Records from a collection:
★ ★ ★ ★ ★ ★ ★

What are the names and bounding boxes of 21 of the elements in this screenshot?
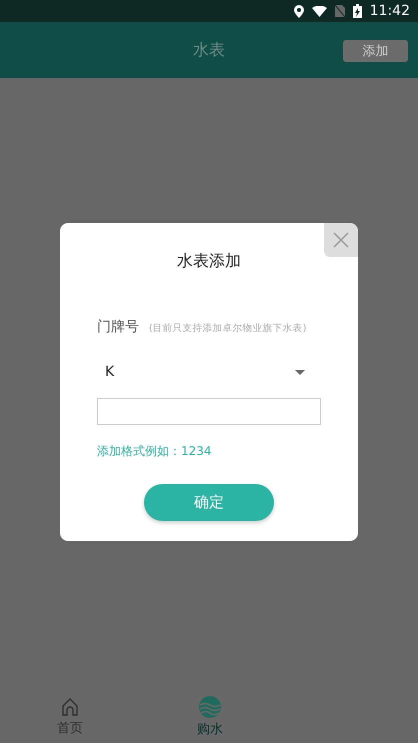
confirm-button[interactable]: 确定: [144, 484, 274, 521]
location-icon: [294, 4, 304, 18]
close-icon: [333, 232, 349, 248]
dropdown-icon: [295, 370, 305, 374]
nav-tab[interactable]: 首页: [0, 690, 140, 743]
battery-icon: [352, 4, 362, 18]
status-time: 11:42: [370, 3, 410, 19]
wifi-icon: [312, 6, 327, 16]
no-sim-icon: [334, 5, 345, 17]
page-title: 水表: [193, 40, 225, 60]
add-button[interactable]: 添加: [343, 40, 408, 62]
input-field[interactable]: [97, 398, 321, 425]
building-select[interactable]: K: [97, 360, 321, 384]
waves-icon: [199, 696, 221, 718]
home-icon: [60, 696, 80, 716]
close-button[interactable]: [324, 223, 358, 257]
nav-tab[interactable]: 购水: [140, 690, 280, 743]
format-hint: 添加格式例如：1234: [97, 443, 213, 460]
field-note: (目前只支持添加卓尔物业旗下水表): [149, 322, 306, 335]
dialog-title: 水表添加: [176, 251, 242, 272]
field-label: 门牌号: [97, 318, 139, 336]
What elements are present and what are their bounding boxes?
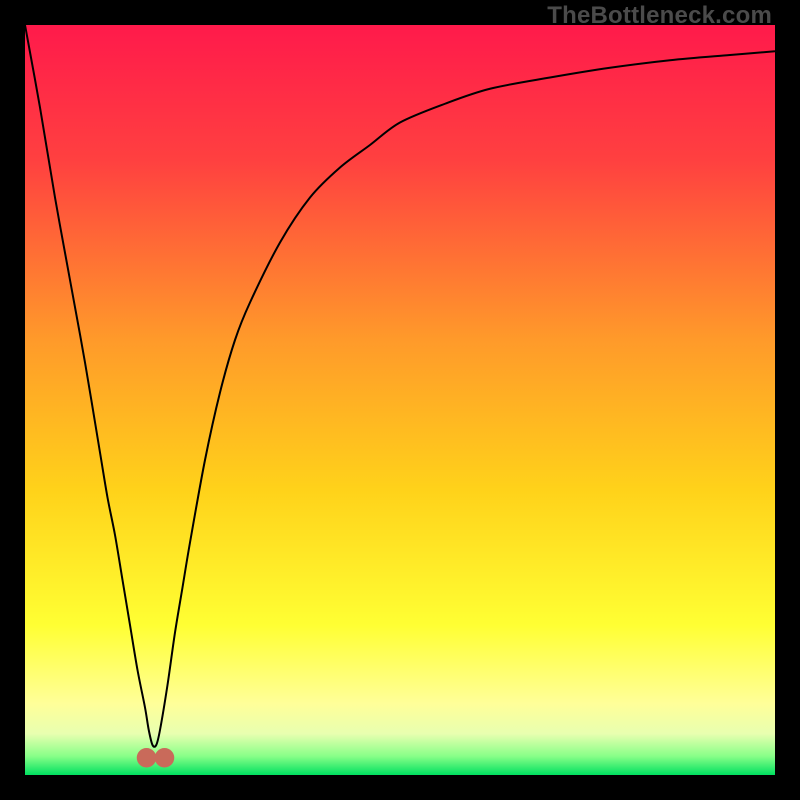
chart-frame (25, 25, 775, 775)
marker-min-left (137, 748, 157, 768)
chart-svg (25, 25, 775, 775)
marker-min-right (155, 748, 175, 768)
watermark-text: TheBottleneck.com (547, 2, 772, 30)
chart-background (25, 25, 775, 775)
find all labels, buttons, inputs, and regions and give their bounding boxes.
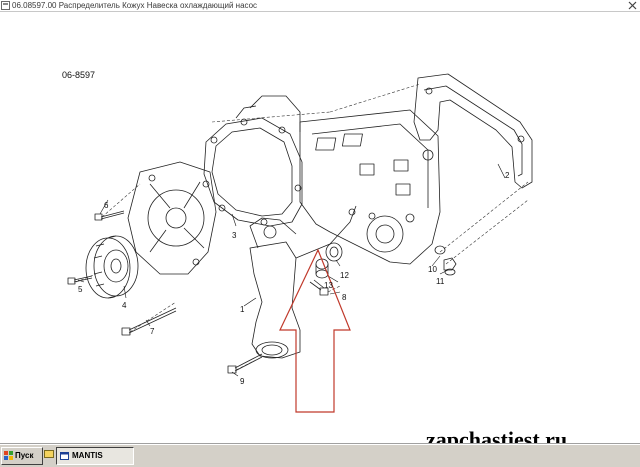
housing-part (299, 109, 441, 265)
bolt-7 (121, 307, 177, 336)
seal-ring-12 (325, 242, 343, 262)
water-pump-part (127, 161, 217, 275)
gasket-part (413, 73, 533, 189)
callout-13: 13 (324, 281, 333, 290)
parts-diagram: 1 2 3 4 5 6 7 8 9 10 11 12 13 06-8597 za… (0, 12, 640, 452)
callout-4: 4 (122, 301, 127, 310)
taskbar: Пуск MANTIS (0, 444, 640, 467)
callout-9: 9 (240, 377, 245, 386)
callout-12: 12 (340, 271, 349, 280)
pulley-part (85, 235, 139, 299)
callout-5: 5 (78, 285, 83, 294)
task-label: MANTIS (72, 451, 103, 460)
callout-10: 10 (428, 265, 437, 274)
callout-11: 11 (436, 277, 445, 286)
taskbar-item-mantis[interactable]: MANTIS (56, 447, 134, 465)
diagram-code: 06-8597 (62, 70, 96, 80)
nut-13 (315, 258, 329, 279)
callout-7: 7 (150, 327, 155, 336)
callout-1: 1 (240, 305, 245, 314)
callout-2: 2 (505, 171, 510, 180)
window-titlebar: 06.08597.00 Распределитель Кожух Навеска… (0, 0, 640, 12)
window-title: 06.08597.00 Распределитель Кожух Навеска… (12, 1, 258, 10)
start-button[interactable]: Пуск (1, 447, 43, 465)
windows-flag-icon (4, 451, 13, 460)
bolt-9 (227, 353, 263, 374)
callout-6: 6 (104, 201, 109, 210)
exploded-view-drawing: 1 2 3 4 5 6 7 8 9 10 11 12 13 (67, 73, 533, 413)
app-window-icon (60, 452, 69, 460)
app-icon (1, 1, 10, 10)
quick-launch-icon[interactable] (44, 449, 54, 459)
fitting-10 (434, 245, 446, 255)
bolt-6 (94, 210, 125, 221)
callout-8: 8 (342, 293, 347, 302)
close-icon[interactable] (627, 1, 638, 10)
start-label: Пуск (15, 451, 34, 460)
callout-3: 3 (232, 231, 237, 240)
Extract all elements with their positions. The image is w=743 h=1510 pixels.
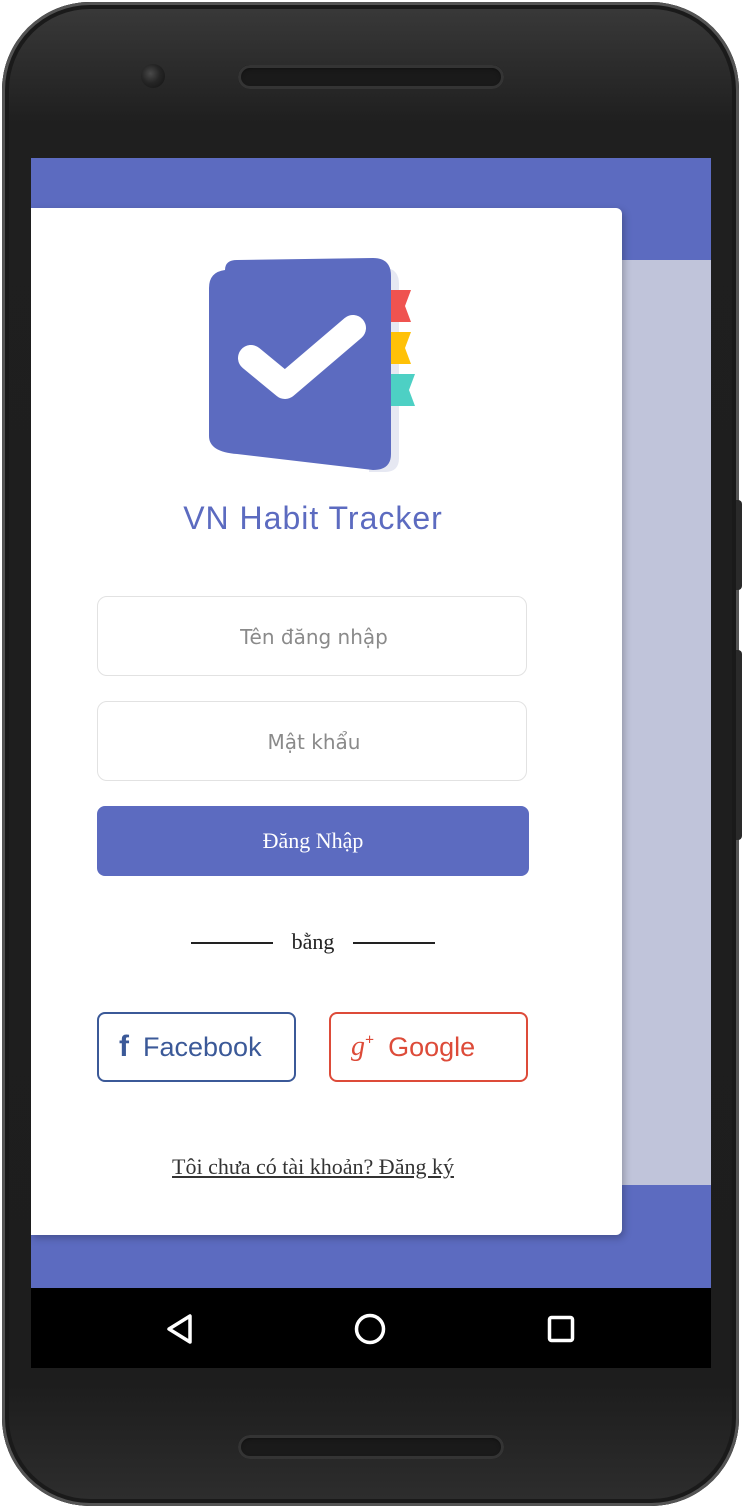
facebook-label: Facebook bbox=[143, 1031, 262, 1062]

★ ★ ★ ★ ★ ★ ★

▶ [INSTRUCTIONS TO FOLLOW]: Return every line of the listing above unchanged, leaving out the picture lines.

▶ [SOLUTION TO THIS TASK]:
What are the names and bounding boxes of 21 of the elements in this screenshot?
confirm-button[interactable]: 确定: [144, 484, 274, 521]
location-icon: [294, 4, 304, 18]
close-icon: [333, 232, 349, 248]
dropdown-icon: [295, 370, 305, 374]
nav-tab[interactable]: 首页: [0, 690, 140, 743]
battery-icon: [352, 4, 362, 18]
status-time: 11:42: [370, 3, 410, 19]
wifi-icon: [312, 6, 327, 16]
no-sim-icon: [334, 5, 345, 17]
page-title: 水表: [193, 40, 225, 60]
add-button[interactable]: 添加: [343, 40, 408, 62]
input-field[interactable]: [97, 398, 321, 425]
building-select[interactable]: K: [97, 360, 321, 384]
waves-icon: [199, 696, 221, 718]
home-icon: [60, 696, 80, 716]
close-button[interactable]: [324, 223, 358, 257]
nav-tab[interactable]: 购水: [140, 690, 280, 743]
format-hint: 添加格式例如：1234: [97, 443, 213, 460]
field-note: (目前只支持添加卓尔物业旗下水表): [149, 322, 306, 335]
dialog-title: 水表添加: [176, 251, 242, 272]
field-label: 门牌号: [97, 318, 139, 336]
What elements are present and what are their bounding boxes?
chart-frame (25, 25, 775, 775)
marker-min-left (137, 748, 157, 768)
chart-svg (25, 25, 775, 775)
marker-min-right (155, 748, 175, 768)
watermark-text: TheBottleneck.com (547, 2, 772, 30)
chart-background (25, 25, 775, 775)
find all labels, buttons, inputs, and regions and give their bounding boxes.
housing-part (299, 109, 441, 265)
bolt-7 (121, 307, 177, 336)
seal-ring-12 (325, 242, 343, 262)
water-pump-part (127, 161, 217, 275)
gasket-part (413, 73, 533, 189)
callout-13: 13 (324, 281, 333, 290)
parts-diagram: 1 2 3 4 5 6 7 8 9 10 11 12 13 06-8597 za… (0, 12, 640, 452)
callout-4: 4 (122, 301, 127, 310)
taskbar: Пуск MANTIS (0, 444, 640, 467)
callout-9: 9 (240, 377, 245, 386)
callout-12: 12 (340, 271, 349, 280)
pulley-part (85, 235, 139, 299)
callout-5: 5 (78, 285, 83, 294)
task-label: MANTIS (72, 451, 103, 460)
callout-10: 10 (428, 265, 437, 274)
callout-11: 11 (436, 277, 445, 286)
taskbar-item-mantis[interactable]: MANTIS (56, 447, 134, 465)
diagram-code: 06-8597 (62, 70, 96, 80)
nut-13 (315, 258, 329, 279)
callout-7: 7 (150, 327, 155, 336)
callout-1: 1 (240, 305, 245, 314)
callout-2: 2 (505, 171, 510, 180)
window-titlebar: 06.08597.00 Распределитель Кожух Навеска… (0, 0, 640, 12)
window-title: 06.08597.00 Распределитель Кожух Навеска… (12, 1, 258, 10)
start-button[interactable]: Пуск (1, 447, 43, 465)
windows-flag-icon (4, 451, 13, 460)
bolt-9 (227, 353, 263, 374)
callout-6: 6 (104, 201, 109, 210)
exploded-view-drawing: 1 2 3 4 5 6 7 8 9 10 11 12 13 (67, 73, 533, 413)
app-window-icon (60, 452, 69, 460)
app-icon (1, 1, 10, 10)
quick-launch-icon[interactable] (44, 449, 54, 459)
fitting-10 (434, 245, 446, 255)
bolt-6 (94, 210, 125, 221)
callout-8: 8 (342, 293, 347, 302)
close-icon[interactable] (627, 1, 638, 10)
start-label: Пуск (15, 451, 34, 460)
callout-3: 3 (232, 231, 237, 240)
Extract all elements with their positions. The image is w=743 h=1510 pixels.
facebook-label: Facebook bbox=[143, 1031, 262, 1062]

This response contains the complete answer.